# [STATED GOAL]
Within the material below, find each line bearing the word "ingredients" and present it.

#### DATA TO PROCESS ####

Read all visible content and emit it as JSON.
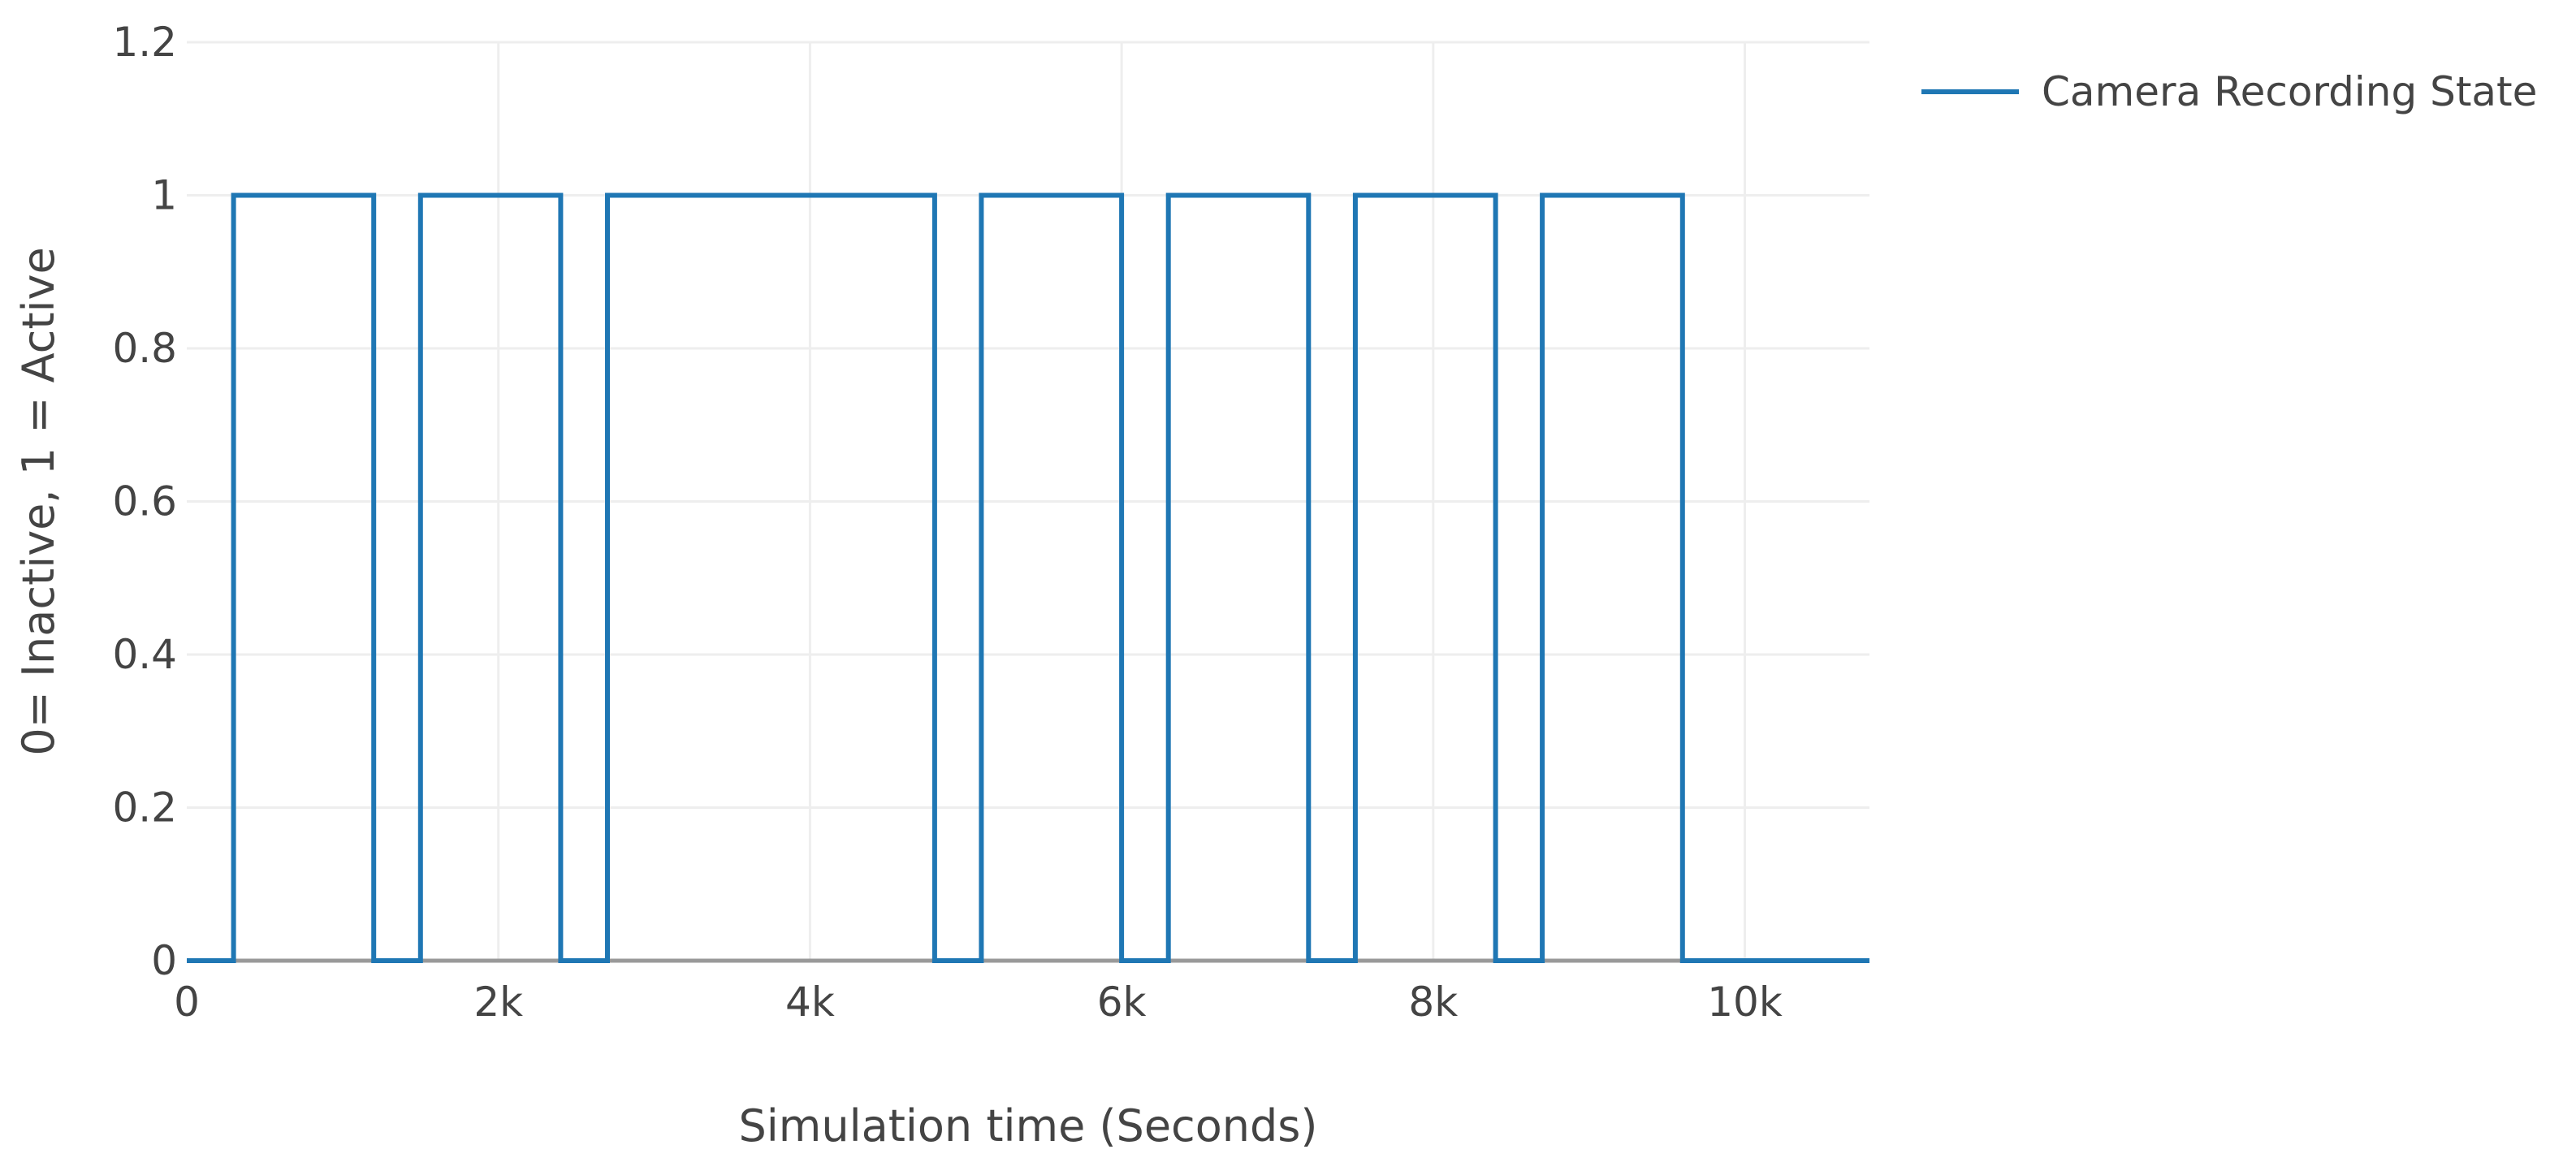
{
  "chart_data": {
    "type": "line",
    "line_shape": "step",
    "title": "",
    "xlabel": "Simulation time (Seconds)",
    "ylabel": "0= Inactive, 1 = Active",
    "xlim": [
      0,
      10800
    ],
    "ylim": [
      0,
      1.2
    ],
    "x_ticks": [
      0,
      2000,
      4000,
      6000,
      8000,
      10000
    ],
    "x_tick_labels": [
      "0",
      "2k",
      "4k",
      "6k",
      "8k",
      "10k"
    ],
    "y_ticks": [
      0,
      0.2,
      0.4,
      0.6,
      0.8,
      1,
      1.2
    ],
    "y_tick_labels": [
      "0",
      "0.2",
      "0.4",
      "0.6",
      "0.8",
      "1",
      "1.2"
    ],
    "grid": true,
    "legend_position": "top-right",
    "colors": {
      "series": "#1f77b4",
      "grid": "#eeeeee",
      "zero_line": "#999999",
      "text": "#444444"
    },
    "series": [
      {
        "name": "Camera Recording State",
        "x": [
          0,
          300,
          300,
          1200,
          1200,
          1500,
          1500,
          2400,
          2400,
          2700,
          2700,
          3900,
          3900,
          4800,
          4800,
          5100,
          5100,
          6000,
          6000,
          6300,
          6300,
          7200,
          7200,
          7500,
          7500,
          8400,
          8400,
          8700,
          8700,
          9600,
          9600,
          10800
        ],
        "y": [
          0,
          0,
          1,
          1,
          0,
          0,
          1,
          1,
          0,
          0,
          1,
          1,
          1,
          1,
          0,
          0,
          1,
          1,
          0,
          0,
          1,
          1,
          0,
          0,
          1,
          1,
          0,
          0,
          1,
          1,
          0,
          0
        ]
      }
    ]
  }
}
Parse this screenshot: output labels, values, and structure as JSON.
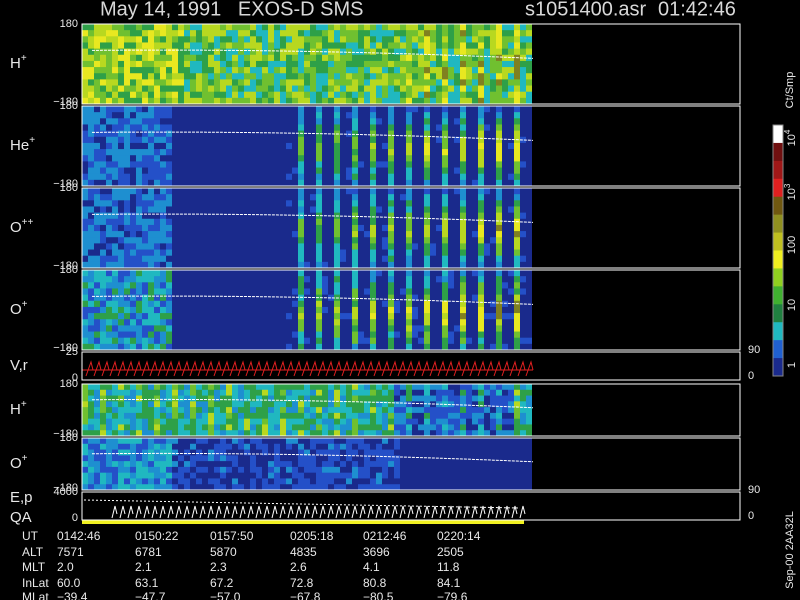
{
  "header": {
    "title": "May 14, 1991   EXOS-D SMS",
    "file": "s1051400.asr",
    "time": "01:42:46"
  },
  "panels": [
    {
      "label": "H",
      "sup": "+",
      "top": "180",
      "bottom": "−180"
    },
    {
      "label": "He",
      "sup": "+",
      "top": "180",
      "bottom": "−180"
    },
    {
      "label": "O",
      "sup": "++",
      "top": "180",
      "bottom": "−180"
    },
    {
      "label": "O",
      "sup": "+",
      "top": "180",
      "bottom": "−180"
    },
    {
      "label": "V,r",
      "top": "25",
      "bottom": "0",
      "right_top": "90",
      "right_bottom": "0"
    },
    {
      "label": "H",
      "sup": "+",
      "top": "180",
      "bottom": "−180"
    },
    {
      "label": "O",
      "sup": "+",
      "top": "180",
      "bottom": "−180"
    },
    {
      "label": "E,p",
      "label2": "QA",
      "top": "4000",
      "bottom": "0",
      "right_top": "90",
      "right_bottom": "0"
    }
  ],
  "colorbar": {
    "unit": "Ct/Smp",
    "labels": [
      {
        "base": "10",
        "exp": "4"
      },
      {
        "base": "10",
        "exp": "3"
      },
      {
        "base": "100"
      },
      {
        "base": "10"
      },
      {
        "base": "1"
      }
    ]
  },
  "footer": {
    "rows": [
      {
        "name": "UT",
        "values": [
          "0142:46",
          "0150:22",
          "0157:50",
          "0205:18",
          "0212:46",
          "0220:14"
        ]
      },
      {
        "name": "ALT",
        "values": [
          "7571",
          "6781",
          "5870",
          "4835",
          "3696",
          "2505"
        ]
      },
      {
        "name": "MLT",
        "values": [
          "2.0",
          "2.1",
          "2.3",
          "2.6",
          "4.1",
          "11.8"
        ]
      },
      {
        "name": "InLat",
        "values": [
          "60.0",
          "63.1",
          "67.2",
          "72.8",
          "80.8",
          "84.1"
        ]
      },
      {
        "name": "MLat",
        "values": [
          "−39.4",
          "−47.7",
          "−57.0",
          "−67.8",
          "−80.5",
          "−79.6"
        ]
      }
    ]
  },
  "stamp": "Sep-00 2AA32L"
}
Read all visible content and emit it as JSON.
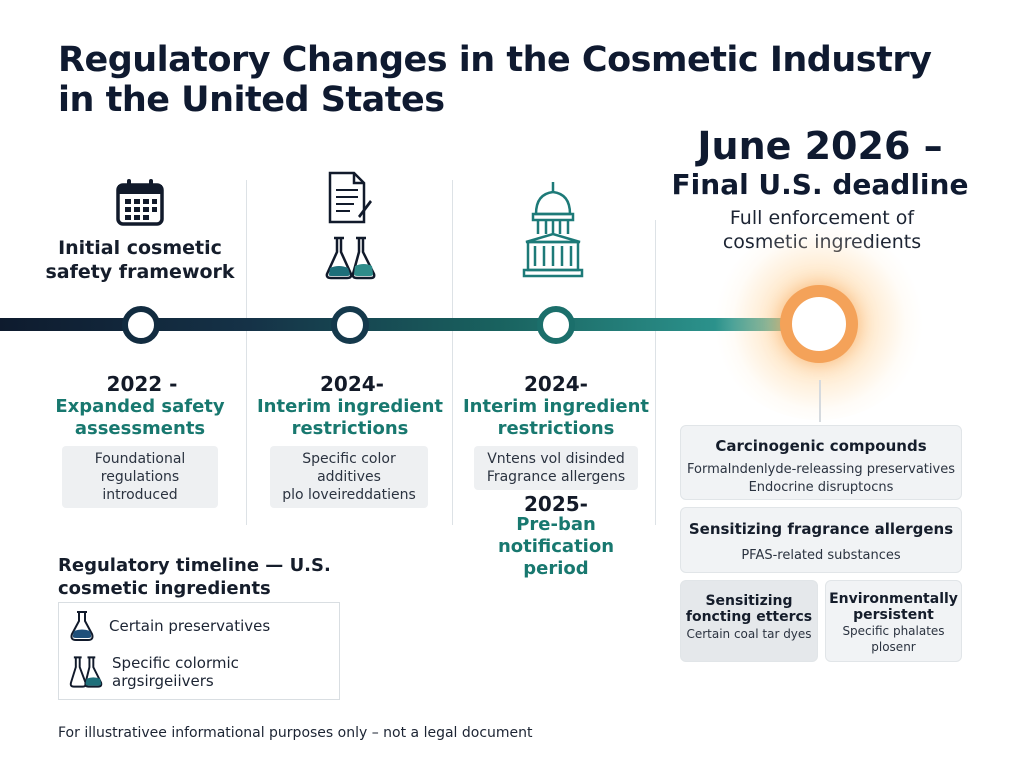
{
  "title_line1": "Regulatory Changes in the Cosmetic Industry",
  "title_line2": "in the United States",
  "final": {
    "line1": "June 2026 –",
    "line2": "Final U.S. deadline",
    "sub1": "Full enforcement of",
    "sub2": "cosmetic ingredients",
    "accent": "#f4a259"
  },
  "milestones": [
    {
      "top_label1": "Initial cosmetic",
      "top_label2": "safety framework",
      "icon": "calendar-icon",
      "year": "2022 -",
      "heading1": "Expanded safety",
      "heading2": "assessments",
      "pill1": "Foundational",
      "pill2": "regulations introduced"
    },
    {
      "icon": "document-icon",
      "icon2": "lab-flask-icon",
      "year": "2024-",
      "heading1": "Interim ingredient",
      "heading2": "restrictions",
      "pill1": "Specific color additives",
      "pill2": "plo loveireddatiens"
    },
    {
      "icon": "capitol-building-icon",
      "year": "2024-",
      "heading1": "Interim ingredient",
      "heading2": "restrictions",
      "pill1": "Vntens vol disinded",
      "pill2": "Fragrance allergens",
      "year2": "2025-",
      "heading3": "Pre-ban notification",
      "heading4": "period"
    }
  ],
  "panels": {
    "p1_title": "Carcinogenic compounds",
    "p1_line1": "Formalndenlyde-releassing preservatives",
    "p1_line2": "Endocrine disruptocns",
    "p2_title": "Sensitizing fragrance allergens",
    "p2_line1": "PFAS-related substances",
    "p3_title1": "Sensitizing",
    "p3_title2": "foncting ettercs",
    "p3_line1": "Certain coal tar dyes",
    "p4_title1": "Environmentally",
    "p4_title2": "persistent",
    "p4_line1": "Specific phalates",
    "p4_line2": "plosenr"
  },
  "legend": {
    "title1": "Regulatory timeline — U.S.",
    "title2": "cosmetic ingredients",
    "items": [
      "Certain preservatives",
      "Specific colormic argsirgeiivers"
    ]
  },
  "footer": "For illustrativee informational purposes only – not a legal document",
  "colors": {
    "navy": "#0f1a30",
    "teal": "#18786f",
    "timeline_start": "#0e1b2e",
    "timeline_end": "#35aba3"
  }
}
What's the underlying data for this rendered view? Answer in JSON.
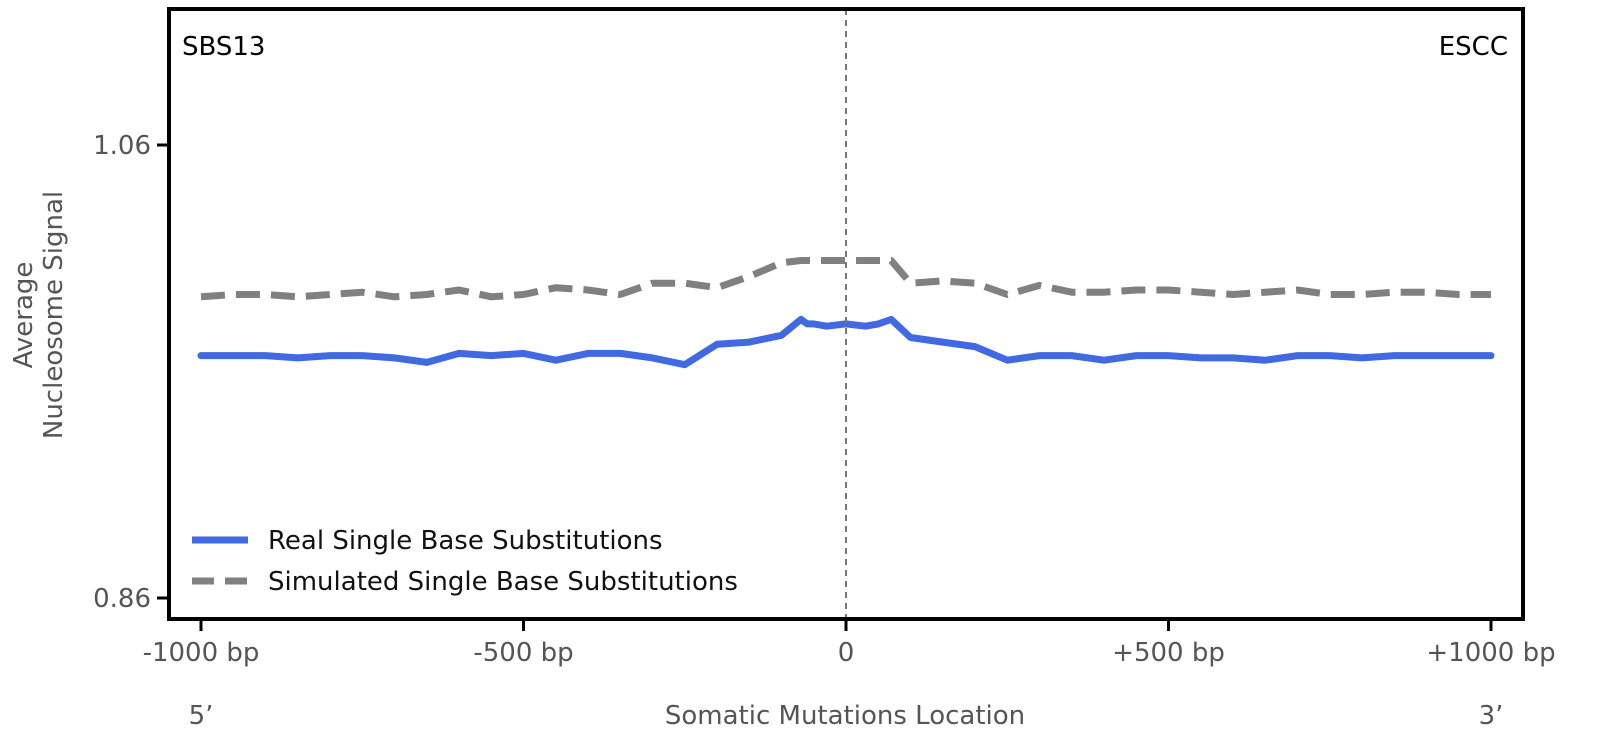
{
  "chart_data": {
    "type": "line",
    "signature_label": "SBS13",
    "cancer_label": "ESCC",
    "ylabel_line1": "Average",
    "ylabel_line2": "Nucleosome Signal",
    "xlabel": "Somatic Mutations Location",
    "end5_label": "5’",
    "end3_label": "3’",
    "xlim": [
      -1000,
      1000
    ],
    "ylim": [
      0.86,
      1.06
    ],
    "y_ticks": [
      {
        "value": 1.06,
        "label": "1.06"
      },
      {
        "value": 0.86,
        "label": "0.86"
      }
    ],
    "x_ticks": [
      {
        "value": -1000,
        "label": "-1000 bp"
      },
      {
        "value": -500,
        "label": "-500 bp"
      },
      {
        "value": 0,
        "label": "0"
      },
      {
        "value": 500,
        "label": "+500 bp"
      },
      {
        "value": 1000,
        "label": "+1000 bp"
      }
    ],
    "vline_x": 0,
    "legend_position": "lower-left",
    "x": [
      -1000,
      -950,
      -900,
      -850,
      -800,
      -750,
      -700,
      -650,
      -600,
      -550,
      -500,
      -450,
      -400,
      -350,
      -300,
      -250,
      -200,
      -150,
      -100,
      -70,
      -60,
      -50,
      -30,
      0,
      30,
      50,
      60,
      70,
      100,
      150,
      200,
      250,
      300,
      350,
      400,
      450,
      500,
      550,
      600,
      650,
      700,
      750,
      800,
      850,
      900,
      950,
      1000
    ],
    "series": [
      {
        "name": "Real Single Base Substitutions",
        "color": "#4169E1",
        "style": "solid",
        "values": [
          0.967,
          0.967,
          0.967,
          0.966,
          0.967,
          0.967,
          0.966,
          0.964,
          0.968,
          0.967,
          0.968,
          0.965,
          0.968,
          0.968,
          0.966,
          0.963,
          0.972,
          0.973,
          0.976,
          0.983,
          0.981,
          0.981,
          0.98,
          0.981,
          0.98,
          0.981,
          0.982,
          0.983,
          0.975,
          0.973,
          0.971,
          0.965,
          0.967,
          0.967,
          0.965,
          0.967,
          0.967,
          0.966,
          0.966,
          0.965,
          0.967,
          0.967,
          0.966,
          0.967,
          0.967,
          0.967,
          0.967
        ]
      },
      {
        "name": "Simulated Single Base Substitutions",
        "color": "#808080",
        "style": "dashed",
        "values": [
          0.993,
          0.994,
          0.994,
          0.993,
          0.994,
          0.995,
          0.993,
          0.994,
          0.996,
          0.993,
          0.994,
          0.997,
          0.996,
          0.994,
          0.999,
          0.999,
          0.997,
          1.002,
          1.008,
          1.009,
          1.009,
          1.009,
          1.009,
          1.009,
          1.009,
          1.009,
          1.009,
          1.009,
          0.999,
          1.0,
          0.999,
          0.994,
          0.998,
          0.995,
          0.995,
          0.996,
          0.996,
          0.995,
          0.994,
          0.995,
          0.996,
          0.994,
          0.994,
          0.995,
          0.995,
          0.994,
          0.994
        ]
      }
    ]
  }
}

####

# [WORKED ANSWER]
    "sub2": "cosmetic ingredients",
    "title2": "cosmetic ingredients",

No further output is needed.